Entries with figure data
* Begin *
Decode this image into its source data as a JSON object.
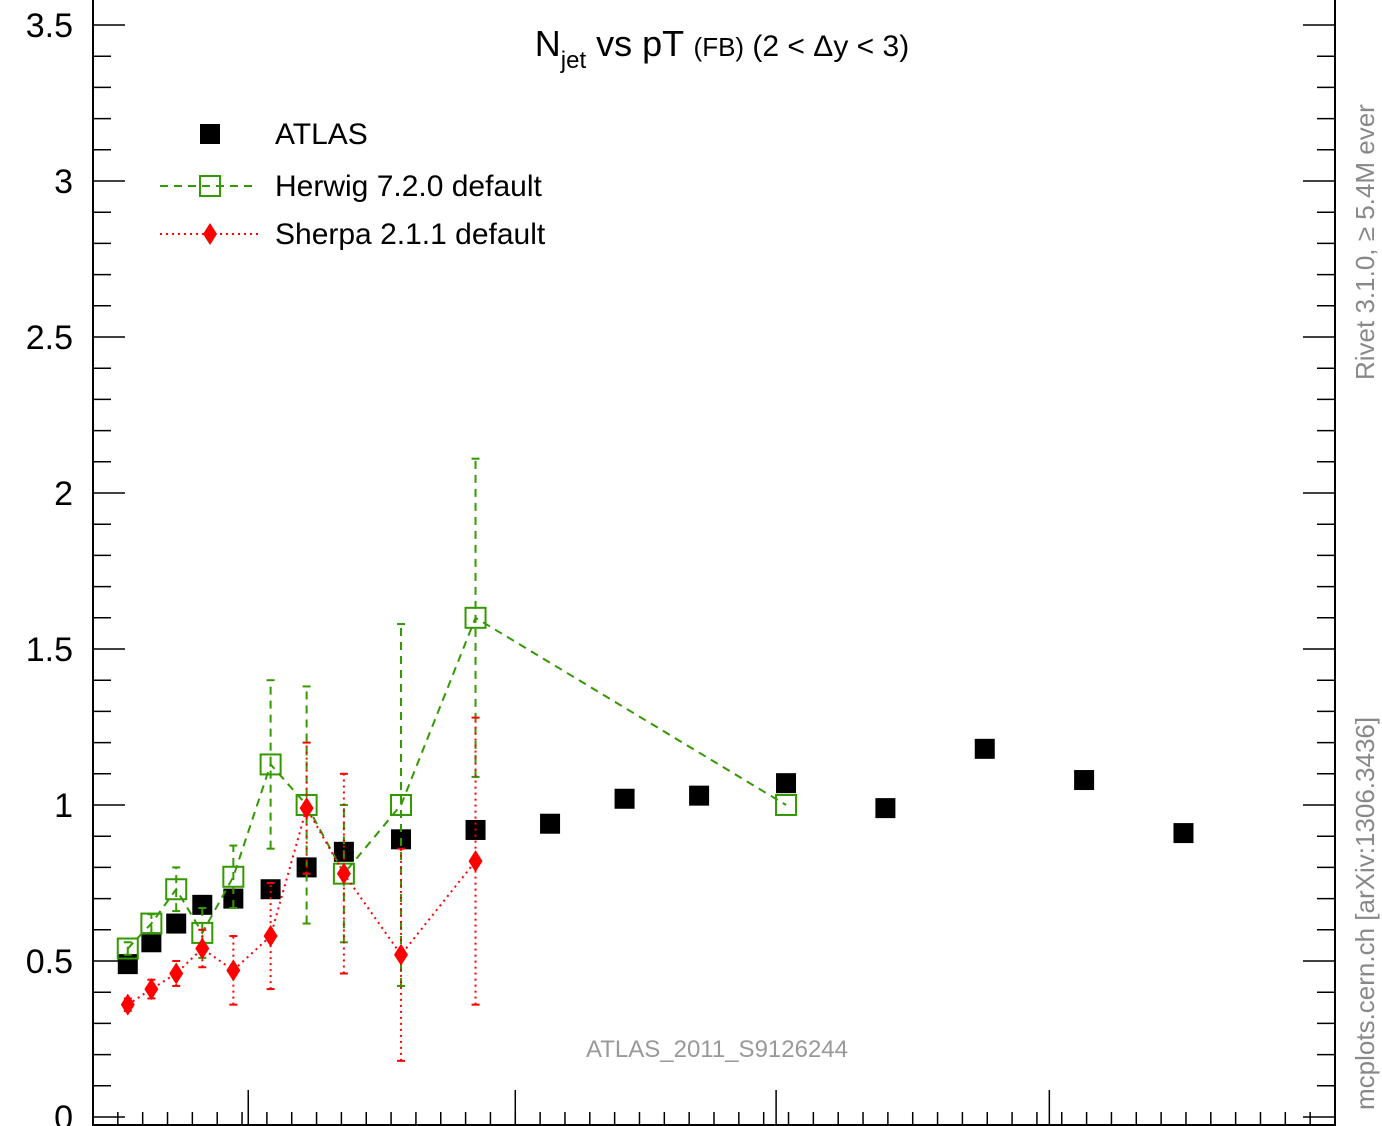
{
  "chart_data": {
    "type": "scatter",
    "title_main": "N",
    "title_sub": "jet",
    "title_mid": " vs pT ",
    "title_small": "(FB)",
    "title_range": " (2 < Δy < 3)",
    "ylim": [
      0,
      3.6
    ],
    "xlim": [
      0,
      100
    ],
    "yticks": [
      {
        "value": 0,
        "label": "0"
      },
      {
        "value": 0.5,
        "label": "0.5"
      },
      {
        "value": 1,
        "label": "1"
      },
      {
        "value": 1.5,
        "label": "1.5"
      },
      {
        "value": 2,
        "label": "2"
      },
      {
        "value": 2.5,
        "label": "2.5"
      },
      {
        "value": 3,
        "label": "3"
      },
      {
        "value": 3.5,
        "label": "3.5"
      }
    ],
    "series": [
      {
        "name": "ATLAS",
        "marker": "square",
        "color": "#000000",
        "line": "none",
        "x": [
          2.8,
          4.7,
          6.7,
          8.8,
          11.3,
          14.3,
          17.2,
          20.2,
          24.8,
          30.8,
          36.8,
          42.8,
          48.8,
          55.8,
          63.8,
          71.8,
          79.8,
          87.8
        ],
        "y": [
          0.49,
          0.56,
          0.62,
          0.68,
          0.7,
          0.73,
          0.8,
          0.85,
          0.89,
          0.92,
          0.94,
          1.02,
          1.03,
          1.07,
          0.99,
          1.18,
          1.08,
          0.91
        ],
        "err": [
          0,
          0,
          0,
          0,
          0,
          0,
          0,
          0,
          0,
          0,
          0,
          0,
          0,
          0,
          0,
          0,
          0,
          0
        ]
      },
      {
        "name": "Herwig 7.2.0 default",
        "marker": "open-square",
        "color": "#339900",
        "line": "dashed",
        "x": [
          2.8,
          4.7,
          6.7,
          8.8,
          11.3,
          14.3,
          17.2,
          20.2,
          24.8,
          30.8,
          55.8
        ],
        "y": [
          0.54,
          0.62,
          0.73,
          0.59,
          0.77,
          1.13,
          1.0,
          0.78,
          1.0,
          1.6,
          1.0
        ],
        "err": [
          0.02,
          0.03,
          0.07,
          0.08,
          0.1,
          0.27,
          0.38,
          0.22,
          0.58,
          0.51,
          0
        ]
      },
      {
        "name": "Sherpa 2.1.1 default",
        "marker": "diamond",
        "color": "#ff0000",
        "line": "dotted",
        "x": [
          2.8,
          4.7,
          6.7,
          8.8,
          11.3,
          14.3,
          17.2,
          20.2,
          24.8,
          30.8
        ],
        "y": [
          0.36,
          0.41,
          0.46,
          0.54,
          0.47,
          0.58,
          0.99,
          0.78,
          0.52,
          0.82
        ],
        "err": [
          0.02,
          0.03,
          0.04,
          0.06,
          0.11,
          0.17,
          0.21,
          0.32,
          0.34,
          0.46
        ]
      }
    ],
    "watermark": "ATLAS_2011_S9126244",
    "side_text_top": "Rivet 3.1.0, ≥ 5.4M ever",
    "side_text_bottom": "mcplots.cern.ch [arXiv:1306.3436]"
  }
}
* End *
> **EXERCISE**:
Collect every line from the records above that contains the word "value".

> **FINAL ANSWER**:
        "value": 0,
        "value": 0.5,
        "value": 1,
        "value": 1.5,
        "value": 2,
        "value": 2.5,
        "value": 3,
        "value": 3.5,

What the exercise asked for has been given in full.